> [Material provided]

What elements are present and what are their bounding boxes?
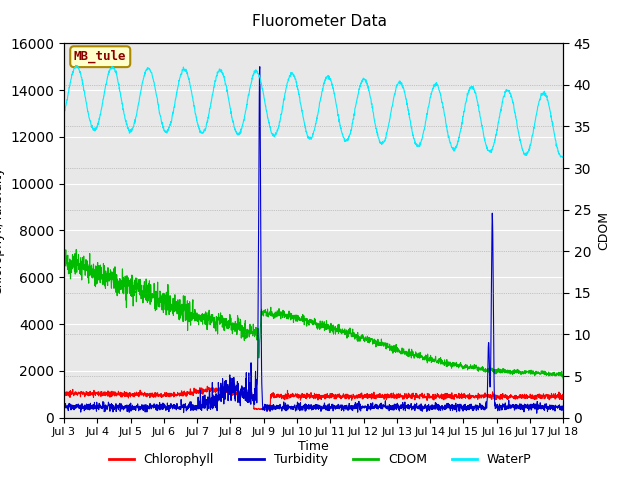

---

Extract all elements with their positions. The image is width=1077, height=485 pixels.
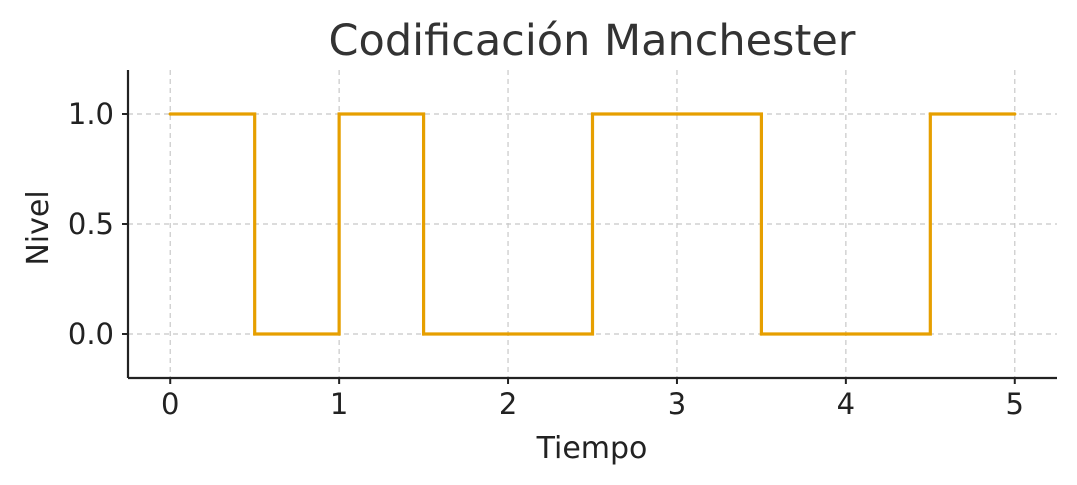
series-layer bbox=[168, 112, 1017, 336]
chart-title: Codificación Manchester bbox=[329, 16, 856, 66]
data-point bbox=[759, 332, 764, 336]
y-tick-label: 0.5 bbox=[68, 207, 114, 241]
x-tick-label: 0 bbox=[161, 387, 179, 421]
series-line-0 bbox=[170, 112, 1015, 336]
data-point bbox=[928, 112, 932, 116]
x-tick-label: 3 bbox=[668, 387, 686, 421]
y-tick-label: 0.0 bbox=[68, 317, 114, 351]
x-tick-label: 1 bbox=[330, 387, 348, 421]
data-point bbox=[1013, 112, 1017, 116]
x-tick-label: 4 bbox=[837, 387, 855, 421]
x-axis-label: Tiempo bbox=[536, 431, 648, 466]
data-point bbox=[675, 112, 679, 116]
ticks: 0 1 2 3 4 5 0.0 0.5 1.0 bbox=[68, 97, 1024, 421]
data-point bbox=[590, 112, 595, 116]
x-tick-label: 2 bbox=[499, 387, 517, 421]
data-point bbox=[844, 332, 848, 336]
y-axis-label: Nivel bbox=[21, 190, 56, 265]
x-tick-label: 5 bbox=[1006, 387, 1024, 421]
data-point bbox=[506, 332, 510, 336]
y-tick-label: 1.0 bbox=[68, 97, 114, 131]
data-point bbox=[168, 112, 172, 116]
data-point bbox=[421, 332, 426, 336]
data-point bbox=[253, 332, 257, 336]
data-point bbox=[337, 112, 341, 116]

--

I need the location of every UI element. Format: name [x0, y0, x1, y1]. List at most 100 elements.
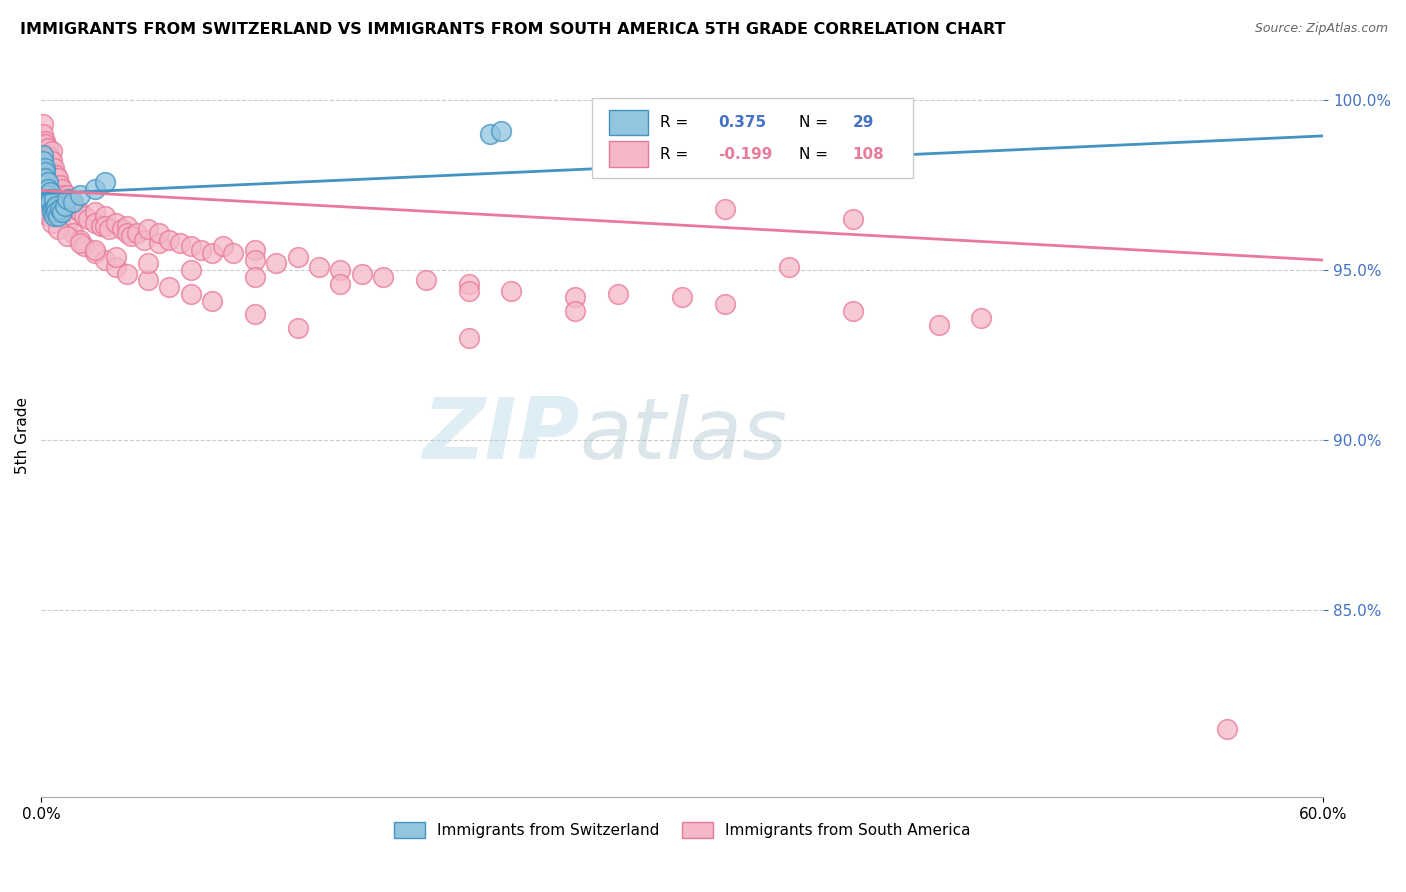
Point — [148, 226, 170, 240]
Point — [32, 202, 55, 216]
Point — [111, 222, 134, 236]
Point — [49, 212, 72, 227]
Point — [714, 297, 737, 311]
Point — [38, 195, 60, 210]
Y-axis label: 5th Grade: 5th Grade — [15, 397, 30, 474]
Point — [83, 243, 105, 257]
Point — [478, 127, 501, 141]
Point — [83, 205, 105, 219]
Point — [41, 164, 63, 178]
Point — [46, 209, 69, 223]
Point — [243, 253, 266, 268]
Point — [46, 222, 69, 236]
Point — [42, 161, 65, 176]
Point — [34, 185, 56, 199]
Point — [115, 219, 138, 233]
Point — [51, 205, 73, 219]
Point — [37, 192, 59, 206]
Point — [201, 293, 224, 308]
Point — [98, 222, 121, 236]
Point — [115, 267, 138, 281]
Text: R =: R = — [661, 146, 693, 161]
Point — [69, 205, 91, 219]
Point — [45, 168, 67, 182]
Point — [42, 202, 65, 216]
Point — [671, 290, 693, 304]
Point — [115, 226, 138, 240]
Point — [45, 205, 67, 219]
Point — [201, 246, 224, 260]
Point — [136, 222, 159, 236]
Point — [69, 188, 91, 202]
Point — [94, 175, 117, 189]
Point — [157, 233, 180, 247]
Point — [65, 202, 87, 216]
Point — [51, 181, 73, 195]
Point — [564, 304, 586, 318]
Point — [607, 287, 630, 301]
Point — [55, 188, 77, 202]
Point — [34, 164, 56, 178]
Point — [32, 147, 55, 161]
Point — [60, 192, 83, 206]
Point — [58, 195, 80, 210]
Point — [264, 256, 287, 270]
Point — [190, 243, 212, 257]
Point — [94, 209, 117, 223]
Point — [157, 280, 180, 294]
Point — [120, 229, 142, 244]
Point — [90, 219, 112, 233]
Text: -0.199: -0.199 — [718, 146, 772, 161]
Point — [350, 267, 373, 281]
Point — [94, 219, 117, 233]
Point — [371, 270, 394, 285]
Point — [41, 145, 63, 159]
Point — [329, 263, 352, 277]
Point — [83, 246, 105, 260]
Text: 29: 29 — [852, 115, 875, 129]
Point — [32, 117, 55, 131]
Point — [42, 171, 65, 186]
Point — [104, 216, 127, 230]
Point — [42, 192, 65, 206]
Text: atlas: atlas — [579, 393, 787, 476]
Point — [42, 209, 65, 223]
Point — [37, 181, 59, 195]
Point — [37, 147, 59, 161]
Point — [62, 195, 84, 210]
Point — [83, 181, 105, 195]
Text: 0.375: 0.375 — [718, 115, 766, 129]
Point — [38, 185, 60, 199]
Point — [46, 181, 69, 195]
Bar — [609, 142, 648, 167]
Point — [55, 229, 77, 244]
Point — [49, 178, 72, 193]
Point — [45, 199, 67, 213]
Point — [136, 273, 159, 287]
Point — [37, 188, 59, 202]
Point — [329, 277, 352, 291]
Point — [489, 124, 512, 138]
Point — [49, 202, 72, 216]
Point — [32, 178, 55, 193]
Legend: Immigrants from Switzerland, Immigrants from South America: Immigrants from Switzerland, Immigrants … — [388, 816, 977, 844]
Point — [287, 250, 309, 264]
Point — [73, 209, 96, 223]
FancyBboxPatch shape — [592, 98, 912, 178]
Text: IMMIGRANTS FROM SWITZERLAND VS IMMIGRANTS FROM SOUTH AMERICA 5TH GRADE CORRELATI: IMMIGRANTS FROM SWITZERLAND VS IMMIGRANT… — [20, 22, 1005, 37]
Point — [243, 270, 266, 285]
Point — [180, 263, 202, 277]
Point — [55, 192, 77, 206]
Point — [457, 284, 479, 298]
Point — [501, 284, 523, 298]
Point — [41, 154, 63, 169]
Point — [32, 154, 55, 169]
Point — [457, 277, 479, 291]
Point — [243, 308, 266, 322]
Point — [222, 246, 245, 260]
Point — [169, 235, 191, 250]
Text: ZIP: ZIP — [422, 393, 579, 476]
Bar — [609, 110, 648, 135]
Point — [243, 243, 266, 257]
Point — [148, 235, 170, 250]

> [What the task asks] Count the lines in the items above that contain the string "their", with uppercase and lowercase letters treated as distinct. Give only the number.

> [Task solution] 2